Entries with figure data
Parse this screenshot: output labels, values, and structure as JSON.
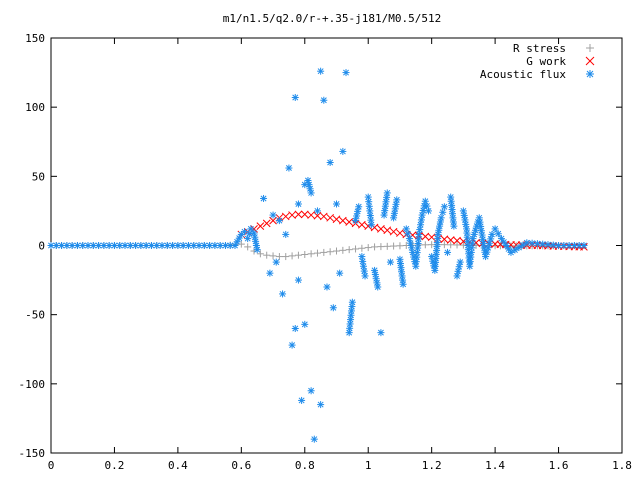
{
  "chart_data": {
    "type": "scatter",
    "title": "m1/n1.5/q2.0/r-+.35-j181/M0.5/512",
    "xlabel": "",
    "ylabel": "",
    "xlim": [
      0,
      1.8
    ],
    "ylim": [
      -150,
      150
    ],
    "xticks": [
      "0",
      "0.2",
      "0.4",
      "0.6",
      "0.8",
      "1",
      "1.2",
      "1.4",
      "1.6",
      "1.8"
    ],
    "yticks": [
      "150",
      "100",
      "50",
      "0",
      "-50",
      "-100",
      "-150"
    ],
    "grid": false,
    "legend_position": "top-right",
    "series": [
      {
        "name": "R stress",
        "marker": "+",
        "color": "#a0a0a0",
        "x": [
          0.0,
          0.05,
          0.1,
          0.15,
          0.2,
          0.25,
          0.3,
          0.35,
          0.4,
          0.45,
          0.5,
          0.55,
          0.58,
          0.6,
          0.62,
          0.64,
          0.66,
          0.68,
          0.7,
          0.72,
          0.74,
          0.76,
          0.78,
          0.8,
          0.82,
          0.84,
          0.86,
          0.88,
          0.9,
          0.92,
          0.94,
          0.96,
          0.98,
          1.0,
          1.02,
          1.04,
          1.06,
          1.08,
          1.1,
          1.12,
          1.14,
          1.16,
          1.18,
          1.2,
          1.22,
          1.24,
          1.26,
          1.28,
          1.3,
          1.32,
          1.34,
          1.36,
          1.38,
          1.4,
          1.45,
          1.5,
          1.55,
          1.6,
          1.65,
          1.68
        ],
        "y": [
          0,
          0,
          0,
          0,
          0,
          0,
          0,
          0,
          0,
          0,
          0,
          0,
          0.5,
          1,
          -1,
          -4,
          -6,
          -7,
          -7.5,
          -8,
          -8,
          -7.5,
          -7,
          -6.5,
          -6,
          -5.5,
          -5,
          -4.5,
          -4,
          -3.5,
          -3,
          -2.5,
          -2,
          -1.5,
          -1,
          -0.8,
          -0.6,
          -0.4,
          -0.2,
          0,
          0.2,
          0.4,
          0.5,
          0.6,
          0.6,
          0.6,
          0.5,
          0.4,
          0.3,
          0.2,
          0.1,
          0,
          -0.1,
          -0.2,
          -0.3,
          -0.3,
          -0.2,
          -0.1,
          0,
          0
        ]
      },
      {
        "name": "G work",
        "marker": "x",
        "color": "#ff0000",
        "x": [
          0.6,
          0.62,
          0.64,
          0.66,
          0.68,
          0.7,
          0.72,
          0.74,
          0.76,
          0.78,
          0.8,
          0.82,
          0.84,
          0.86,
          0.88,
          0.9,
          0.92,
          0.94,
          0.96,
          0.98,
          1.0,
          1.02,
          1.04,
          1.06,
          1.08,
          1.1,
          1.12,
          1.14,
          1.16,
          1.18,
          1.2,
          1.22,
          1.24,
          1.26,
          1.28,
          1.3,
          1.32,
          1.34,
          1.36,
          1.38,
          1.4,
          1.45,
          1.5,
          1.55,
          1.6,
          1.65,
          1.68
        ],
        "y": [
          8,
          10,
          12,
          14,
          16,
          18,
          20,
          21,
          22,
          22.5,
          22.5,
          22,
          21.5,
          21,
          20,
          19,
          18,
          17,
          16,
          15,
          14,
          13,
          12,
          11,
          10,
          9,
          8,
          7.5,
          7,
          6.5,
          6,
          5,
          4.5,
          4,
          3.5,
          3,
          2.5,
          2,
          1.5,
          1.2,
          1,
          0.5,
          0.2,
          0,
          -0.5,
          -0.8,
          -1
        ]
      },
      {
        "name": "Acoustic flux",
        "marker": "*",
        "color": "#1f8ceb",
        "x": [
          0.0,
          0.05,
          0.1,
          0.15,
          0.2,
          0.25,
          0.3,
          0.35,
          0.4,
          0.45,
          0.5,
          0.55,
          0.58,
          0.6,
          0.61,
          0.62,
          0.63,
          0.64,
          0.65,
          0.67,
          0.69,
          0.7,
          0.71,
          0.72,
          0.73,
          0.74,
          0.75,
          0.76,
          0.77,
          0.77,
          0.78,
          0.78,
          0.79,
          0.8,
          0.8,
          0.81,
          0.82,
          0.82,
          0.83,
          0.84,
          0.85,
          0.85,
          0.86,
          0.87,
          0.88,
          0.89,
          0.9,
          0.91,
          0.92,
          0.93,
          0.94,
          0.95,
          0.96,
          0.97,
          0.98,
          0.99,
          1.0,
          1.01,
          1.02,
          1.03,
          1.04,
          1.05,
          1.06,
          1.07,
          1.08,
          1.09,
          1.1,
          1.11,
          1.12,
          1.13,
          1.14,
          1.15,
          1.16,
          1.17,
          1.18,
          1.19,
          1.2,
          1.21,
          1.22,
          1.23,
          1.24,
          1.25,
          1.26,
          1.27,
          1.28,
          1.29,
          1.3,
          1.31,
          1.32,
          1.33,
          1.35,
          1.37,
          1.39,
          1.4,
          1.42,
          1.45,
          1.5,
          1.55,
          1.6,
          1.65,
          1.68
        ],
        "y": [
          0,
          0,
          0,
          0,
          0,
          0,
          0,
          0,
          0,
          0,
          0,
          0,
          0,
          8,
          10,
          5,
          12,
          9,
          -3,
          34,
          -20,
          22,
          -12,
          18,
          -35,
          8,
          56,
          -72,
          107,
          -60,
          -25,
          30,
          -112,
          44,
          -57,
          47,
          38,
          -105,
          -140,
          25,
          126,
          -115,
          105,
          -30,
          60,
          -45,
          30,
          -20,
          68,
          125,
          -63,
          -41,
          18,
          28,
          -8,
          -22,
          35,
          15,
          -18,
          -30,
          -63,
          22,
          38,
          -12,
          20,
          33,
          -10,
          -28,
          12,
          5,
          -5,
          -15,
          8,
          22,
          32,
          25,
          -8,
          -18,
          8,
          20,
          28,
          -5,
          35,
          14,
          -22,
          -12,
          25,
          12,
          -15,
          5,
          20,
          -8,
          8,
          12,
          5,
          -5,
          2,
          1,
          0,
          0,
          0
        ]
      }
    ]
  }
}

--

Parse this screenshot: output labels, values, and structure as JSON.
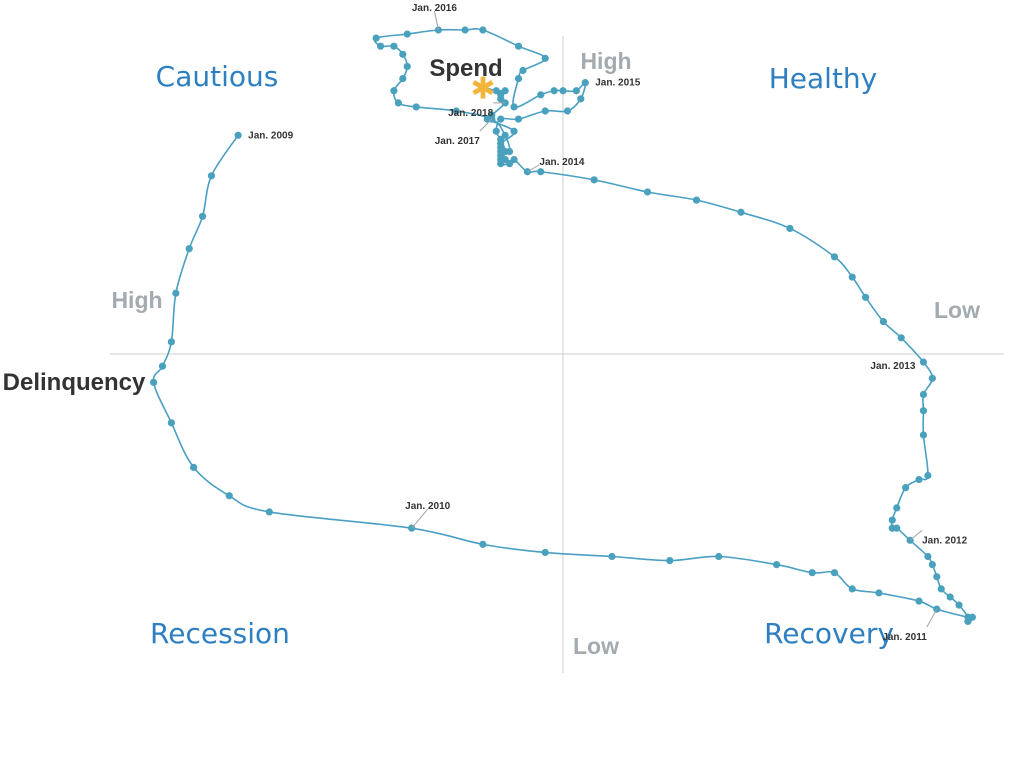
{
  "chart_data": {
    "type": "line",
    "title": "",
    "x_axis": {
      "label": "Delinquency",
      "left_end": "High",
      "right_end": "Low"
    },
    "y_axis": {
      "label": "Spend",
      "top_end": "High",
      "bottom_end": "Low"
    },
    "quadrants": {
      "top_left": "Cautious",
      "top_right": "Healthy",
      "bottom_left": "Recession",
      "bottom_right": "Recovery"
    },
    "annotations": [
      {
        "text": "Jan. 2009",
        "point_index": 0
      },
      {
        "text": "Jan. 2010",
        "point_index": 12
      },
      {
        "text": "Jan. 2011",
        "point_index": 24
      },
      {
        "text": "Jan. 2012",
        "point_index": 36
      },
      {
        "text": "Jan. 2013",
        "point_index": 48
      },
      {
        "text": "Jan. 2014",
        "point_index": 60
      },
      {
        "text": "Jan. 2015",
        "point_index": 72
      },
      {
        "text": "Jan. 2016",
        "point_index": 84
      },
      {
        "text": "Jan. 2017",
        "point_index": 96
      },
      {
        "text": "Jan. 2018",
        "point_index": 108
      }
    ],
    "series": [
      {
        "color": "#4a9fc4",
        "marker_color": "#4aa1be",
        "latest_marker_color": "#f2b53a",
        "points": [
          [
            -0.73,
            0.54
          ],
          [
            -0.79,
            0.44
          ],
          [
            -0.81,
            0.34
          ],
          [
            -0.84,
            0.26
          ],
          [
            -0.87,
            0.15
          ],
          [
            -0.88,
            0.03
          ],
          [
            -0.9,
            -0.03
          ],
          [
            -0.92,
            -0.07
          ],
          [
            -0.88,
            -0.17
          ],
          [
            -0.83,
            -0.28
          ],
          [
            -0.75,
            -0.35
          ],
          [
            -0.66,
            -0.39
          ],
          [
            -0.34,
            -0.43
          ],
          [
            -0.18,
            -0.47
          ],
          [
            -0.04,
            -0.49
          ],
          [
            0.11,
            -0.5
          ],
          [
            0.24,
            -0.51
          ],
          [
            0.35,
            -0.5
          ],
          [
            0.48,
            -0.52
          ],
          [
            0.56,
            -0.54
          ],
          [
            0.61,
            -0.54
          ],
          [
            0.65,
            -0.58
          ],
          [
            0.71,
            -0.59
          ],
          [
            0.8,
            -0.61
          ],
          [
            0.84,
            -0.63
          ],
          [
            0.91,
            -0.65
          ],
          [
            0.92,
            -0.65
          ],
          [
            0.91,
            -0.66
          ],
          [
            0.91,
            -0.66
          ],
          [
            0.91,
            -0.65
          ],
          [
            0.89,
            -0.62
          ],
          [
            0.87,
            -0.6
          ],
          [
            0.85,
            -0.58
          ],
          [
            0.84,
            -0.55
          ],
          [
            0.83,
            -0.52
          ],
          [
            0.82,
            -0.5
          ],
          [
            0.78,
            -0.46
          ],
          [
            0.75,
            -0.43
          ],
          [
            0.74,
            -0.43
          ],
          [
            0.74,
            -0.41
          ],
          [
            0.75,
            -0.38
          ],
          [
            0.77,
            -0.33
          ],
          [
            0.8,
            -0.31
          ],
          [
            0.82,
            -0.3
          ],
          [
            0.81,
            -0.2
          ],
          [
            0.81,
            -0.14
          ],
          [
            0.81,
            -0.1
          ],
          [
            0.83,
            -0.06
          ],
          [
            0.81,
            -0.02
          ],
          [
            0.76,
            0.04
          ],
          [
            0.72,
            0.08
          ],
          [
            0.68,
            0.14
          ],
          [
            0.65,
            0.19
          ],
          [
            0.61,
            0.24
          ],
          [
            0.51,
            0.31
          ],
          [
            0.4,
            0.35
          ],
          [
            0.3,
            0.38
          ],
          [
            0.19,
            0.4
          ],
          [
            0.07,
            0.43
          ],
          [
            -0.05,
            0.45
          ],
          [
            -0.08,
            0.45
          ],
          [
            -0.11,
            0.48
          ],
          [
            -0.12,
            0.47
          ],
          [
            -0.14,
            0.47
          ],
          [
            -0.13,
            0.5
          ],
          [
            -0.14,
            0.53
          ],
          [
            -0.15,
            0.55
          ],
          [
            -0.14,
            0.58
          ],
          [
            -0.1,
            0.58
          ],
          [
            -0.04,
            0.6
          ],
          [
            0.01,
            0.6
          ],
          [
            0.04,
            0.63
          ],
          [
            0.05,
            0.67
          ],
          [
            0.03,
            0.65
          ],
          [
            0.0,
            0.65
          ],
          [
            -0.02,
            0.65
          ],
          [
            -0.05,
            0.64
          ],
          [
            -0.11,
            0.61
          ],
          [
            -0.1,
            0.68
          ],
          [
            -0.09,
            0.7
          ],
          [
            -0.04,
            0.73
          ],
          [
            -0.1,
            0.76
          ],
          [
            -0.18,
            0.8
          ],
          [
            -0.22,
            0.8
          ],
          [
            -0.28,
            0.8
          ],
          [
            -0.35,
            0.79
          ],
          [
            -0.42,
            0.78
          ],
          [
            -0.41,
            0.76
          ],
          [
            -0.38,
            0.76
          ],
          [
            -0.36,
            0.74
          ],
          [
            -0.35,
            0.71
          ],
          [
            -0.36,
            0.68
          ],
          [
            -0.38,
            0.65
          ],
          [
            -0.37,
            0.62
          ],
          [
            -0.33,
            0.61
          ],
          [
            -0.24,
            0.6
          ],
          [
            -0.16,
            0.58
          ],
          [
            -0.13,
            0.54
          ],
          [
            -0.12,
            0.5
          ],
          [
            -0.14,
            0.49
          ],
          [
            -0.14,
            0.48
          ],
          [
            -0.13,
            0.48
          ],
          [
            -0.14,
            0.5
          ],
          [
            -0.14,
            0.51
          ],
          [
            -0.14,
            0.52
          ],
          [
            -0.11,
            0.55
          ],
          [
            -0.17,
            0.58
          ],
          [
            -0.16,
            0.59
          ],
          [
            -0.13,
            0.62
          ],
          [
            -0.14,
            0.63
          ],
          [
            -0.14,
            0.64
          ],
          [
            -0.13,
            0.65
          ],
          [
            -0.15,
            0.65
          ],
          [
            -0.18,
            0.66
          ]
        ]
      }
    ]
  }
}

--

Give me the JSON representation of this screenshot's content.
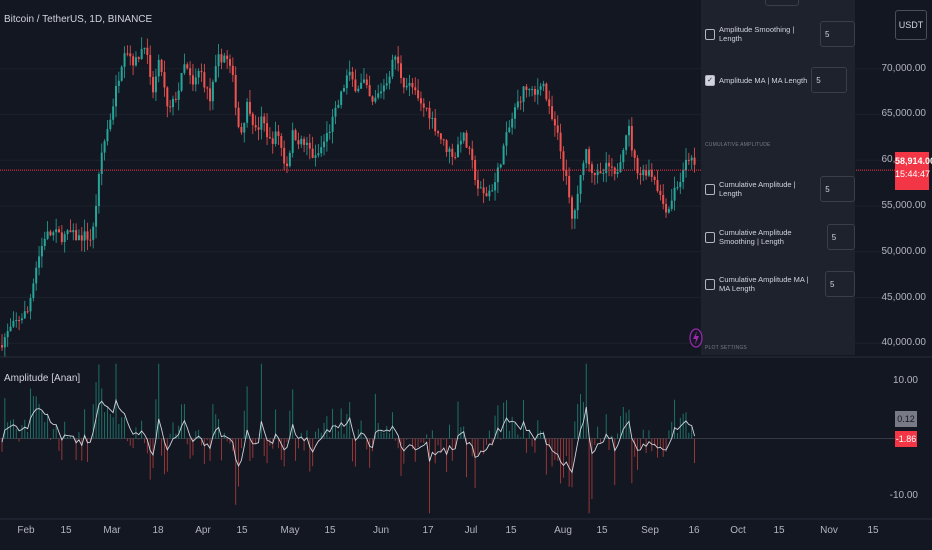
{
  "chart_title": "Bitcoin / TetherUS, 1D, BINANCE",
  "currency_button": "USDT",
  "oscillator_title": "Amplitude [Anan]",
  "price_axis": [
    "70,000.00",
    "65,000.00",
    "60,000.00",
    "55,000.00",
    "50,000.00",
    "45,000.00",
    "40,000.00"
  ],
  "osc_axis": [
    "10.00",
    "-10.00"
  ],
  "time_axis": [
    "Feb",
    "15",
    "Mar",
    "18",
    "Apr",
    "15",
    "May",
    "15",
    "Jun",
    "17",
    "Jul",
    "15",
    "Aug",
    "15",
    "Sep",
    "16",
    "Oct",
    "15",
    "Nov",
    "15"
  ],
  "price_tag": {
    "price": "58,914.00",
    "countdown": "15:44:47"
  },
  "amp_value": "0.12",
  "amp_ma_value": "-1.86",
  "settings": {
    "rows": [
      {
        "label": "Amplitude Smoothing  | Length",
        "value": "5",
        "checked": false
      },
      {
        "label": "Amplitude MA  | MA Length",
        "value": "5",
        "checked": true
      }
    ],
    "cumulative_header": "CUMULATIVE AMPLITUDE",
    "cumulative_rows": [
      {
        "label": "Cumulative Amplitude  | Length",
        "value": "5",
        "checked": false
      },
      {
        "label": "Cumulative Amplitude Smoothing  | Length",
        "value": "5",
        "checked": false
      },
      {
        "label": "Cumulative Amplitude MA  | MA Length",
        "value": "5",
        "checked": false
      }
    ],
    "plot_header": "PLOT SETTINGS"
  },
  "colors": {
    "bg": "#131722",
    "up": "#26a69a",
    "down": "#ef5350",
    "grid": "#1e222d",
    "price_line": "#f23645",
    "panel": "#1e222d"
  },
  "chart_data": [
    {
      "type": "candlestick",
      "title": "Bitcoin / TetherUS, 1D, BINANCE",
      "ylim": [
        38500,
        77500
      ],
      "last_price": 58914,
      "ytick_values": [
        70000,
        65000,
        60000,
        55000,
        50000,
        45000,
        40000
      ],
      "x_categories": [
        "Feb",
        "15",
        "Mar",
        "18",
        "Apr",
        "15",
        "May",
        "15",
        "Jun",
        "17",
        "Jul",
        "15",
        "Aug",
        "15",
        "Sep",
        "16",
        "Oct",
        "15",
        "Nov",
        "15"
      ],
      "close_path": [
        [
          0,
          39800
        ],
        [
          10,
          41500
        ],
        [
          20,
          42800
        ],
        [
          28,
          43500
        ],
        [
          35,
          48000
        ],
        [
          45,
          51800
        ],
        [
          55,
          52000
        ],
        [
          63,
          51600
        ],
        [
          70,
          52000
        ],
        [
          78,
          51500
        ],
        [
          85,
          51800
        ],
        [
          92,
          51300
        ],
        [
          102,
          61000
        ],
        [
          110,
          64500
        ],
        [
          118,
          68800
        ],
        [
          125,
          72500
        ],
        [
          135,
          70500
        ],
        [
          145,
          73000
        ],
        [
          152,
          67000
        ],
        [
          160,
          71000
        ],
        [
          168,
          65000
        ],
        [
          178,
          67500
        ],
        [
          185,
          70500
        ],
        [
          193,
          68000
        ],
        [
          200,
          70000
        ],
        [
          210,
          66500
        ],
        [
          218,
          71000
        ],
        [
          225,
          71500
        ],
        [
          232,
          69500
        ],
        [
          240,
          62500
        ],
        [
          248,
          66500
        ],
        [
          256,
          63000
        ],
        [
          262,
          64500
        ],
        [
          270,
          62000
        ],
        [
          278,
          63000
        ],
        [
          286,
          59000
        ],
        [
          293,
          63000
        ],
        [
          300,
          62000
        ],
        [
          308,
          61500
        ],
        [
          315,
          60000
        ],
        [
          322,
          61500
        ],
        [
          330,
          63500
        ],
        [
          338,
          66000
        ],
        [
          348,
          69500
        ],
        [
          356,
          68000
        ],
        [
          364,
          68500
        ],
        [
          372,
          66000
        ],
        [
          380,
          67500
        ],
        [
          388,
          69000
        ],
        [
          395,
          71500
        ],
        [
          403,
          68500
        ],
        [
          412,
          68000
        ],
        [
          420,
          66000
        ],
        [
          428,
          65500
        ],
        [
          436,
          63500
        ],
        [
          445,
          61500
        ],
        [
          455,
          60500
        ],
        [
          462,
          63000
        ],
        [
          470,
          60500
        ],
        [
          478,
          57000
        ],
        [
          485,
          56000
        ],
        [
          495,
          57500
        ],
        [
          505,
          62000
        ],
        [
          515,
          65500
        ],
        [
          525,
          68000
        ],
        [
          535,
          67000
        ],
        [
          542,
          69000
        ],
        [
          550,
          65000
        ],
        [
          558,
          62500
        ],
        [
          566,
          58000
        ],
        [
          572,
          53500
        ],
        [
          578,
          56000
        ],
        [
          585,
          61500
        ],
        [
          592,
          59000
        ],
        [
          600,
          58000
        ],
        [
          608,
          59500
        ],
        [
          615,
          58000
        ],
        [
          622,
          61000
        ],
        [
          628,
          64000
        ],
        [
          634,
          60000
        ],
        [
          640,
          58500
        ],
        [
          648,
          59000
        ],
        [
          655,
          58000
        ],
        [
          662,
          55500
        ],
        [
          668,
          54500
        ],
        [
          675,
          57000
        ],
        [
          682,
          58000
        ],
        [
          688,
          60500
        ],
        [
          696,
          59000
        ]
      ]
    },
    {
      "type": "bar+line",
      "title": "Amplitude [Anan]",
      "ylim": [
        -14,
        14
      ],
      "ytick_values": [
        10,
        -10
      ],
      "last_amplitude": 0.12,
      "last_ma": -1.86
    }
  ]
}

Stated task
Pick out each line that holds the string "Bitcoin".

Answer for the task
  "chart_title": "Bitcoin / TetherUS, 1D, BINANCE",
      "title": "Bitcoin / TetherUS, 1D, BINANCE",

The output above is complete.